Reproduce every entry exactly.

** BEGIN **

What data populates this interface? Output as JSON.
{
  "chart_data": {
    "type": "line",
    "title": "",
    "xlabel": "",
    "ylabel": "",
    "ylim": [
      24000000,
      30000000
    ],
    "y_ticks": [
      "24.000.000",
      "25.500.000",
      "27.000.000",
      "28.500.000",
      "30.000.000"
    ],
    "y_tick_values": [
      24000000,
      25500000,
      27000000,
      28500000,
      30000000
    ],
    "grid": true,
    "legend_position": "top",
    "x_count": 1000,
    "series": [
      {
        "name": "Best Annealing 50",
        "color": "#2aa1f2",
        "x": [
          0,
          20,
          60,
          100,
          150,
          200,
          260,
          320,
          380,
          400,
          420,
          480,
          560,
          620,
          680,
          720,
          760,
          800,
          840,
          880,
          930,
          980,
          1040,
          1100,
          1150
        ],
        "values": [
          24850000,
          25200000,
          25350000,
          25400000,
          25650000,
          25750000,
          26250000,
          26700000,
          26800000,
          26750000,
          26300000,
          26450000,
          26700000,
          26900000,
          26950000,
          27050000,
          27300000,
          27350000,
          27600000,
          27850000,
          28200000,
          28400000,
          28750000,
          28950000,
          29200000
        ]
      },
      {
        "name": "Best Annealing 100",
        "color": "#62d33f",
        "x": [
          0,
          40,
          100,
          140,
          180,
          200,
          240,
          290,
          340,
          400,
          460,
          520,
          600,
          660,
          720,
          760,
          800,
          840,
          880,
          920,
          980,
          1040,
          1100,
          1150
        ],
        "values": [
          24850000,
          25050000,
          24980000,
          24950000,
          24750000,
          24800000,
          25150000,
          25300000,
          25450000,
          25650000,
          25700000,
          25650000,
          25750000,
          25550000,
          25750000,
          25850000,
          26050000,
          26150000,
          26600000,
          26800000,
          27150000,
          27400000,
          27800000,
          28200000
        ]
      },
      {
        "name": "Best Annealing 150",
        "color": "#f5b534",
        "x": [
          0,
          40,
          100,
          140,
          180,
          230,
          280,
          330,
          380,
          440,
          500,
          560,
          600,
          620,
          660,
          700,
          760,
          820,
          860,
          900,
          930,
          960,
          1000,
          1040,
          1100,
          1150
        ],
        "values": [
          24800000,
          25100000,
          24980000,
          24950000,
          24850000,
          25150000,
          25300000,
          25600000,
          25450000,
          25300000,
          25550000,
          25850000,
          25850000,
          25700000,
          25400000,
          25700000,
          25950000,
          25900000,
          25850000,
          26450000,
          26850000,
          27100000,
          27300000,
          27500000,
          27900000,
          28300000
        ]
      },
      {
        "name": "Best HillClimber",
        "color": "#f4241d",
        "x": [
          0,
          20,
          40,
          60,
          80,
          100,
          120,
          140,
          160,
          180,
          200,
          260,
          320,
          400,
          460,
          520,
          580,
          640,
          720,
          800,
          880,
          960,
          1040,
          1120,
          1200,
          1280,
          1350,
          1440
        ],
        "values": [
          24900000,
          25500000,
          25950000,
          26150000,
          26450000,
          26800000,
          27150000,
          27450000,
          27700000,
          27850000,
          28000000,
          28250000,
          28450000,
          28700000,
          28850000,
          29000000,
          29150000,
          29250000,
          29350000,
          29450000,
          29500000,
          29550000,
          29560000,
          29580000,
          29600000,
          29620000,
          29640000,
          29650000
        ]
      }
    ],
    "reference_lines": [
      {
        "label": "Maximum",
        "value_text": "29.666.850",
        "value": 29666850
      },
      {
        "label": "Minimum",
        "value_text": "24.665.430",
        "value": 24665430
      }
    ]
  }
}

** END **

→ **The result**
What data populates this interface? Output as JSON.
{
  "chart_data": {
    "type": "line",
    "title": "",
    "xlabel": "",
    "ylabel": "",
    "ylim": [
      24000000,
      30000000
    ],
    "y_ticks": [
      "24.000.000",
      "25.500.000",
      "27.000.000",
      "28.500.000",
      "30.000.000"
    ],
    "y_tick_values": [
      24000000,
      25500000,
      27000000,
      28500000,
      30000000
    ],
    "grid": true,
    "legend_position": "top",
    "x_count": 1000,
    "series": [
      {
        "name": "Best Annealing 50",
        "color": "#2aa1f2",
        "x": [
          0,
          20,
          60,
          100,
          150,
          200,
          260,
          320,
          380,
          400,
          420,
          480,
          560,
          620,
          680,
          720,
          760,
          800,
          840,
          880,
          930,
          980,
          1040,
          1100,
          1150
        ],
        "values": [
          24850000,
          25200000,
          25350000,
          25400000,
          25650000,
          25750000,
          26250000,
          26700000,
          26800000,
          26750000,
          26300000,
          26450000,
          26700000,
          26900000,
          26950000,
          27050000,
          27300000,
          27350000,
          27600000,
          27850000,
          28200000,
          28400000,
          28750000,
          28950000,
          29200000
        ]
      },
      {
        "name": "Best Annealing 100",
        "color": "#62d33f",
        "x": [
          0,
          40,
          100,
          140,
          180,
          200,
          240,
          290,
          340,
          400,
          460,
          520,
          600,
          660,
          720,
          760,
          800,
          840,
          880,
          920,
          980,
          1040,
          1100,
          1150
        ],
        "values": [
          24850000,
          25050000,
          24980000,
          24950000,
          24750000,
          24800000,
          25150000,
          25300000,
          25450000,
          25650000,
          25700000,
          25650000,
          25750000,
          25550000,
          25750000,
          25850000,
          26050000,
          26150000,
          26600000,
          26800000,
          27150000,
          27400000,
          27800000,
          28200000
        ]
      },
      {
        "name": "Best Annealing 150",
        "color": "#f5b534",
        "x": [
          0,
          40,
          100,
          140,
          180,
          230,
          280,
          330,
          380,
          440,
          500,
          560,
          600,
          620,
          660,
          700,
          760,
          820,
          860,
          900,
          930,
          960,
          1000,
          1040,
          1100,
          1150
        ],
        "values": [
          24800000,
          25100000,
          24980000,
          24950000,
          24850000,
          25150000,
          25300000,
          25600000,
          25450000,
          25300000,
          25550000,
          25850000,
          25850000,
          25700000,
          25400000,
          25700000,
          25950000,
          25900000,
          25850000,
          26450000,
          26850000,
          27100000,
          27300000,
          27500000,
          27900000,
          28300000
        ]
      },
      {
        "name": "Best HillClimber",
        "color": "#f4241d",
        "x": [
          0,
          20,
          40,
          60,
          80,
          100,
          120,
          140,
          160,
          180,
          200,
          260,
          320,
          400,
          460,
          520,
          580,
          640,
          720,
          800,
          880,
          960,
          1040,
          1120,
          1200,
          1280,
          1350,
          1440
        ],
        "values": [
          24900000,
          25500000,
          25950000,
          26150000,
          26450000,
          26800000,
          27150000,
          27450000,
          27700000,
          27850000,
          28000000,
          28250000,
          28450000,
          28700000,
          28850000,
          29000000,
          29150000,
          29250000,
          29350000,
          29450000,
          29500000,
          29550000,
          29560000,
          29580000,
          29600000,
          29620000,
          29640000,
          29650000
        ]
      }
    ],
    "reference_lines": [
      {
        "label": "Maximum",
        "value_text": "29.666.850",
        "value": 29666850
      },
      {
        "label": "Minimum",
        "value_text": "24.665.430",
        "value": 24665430
      }
    ]
  }
}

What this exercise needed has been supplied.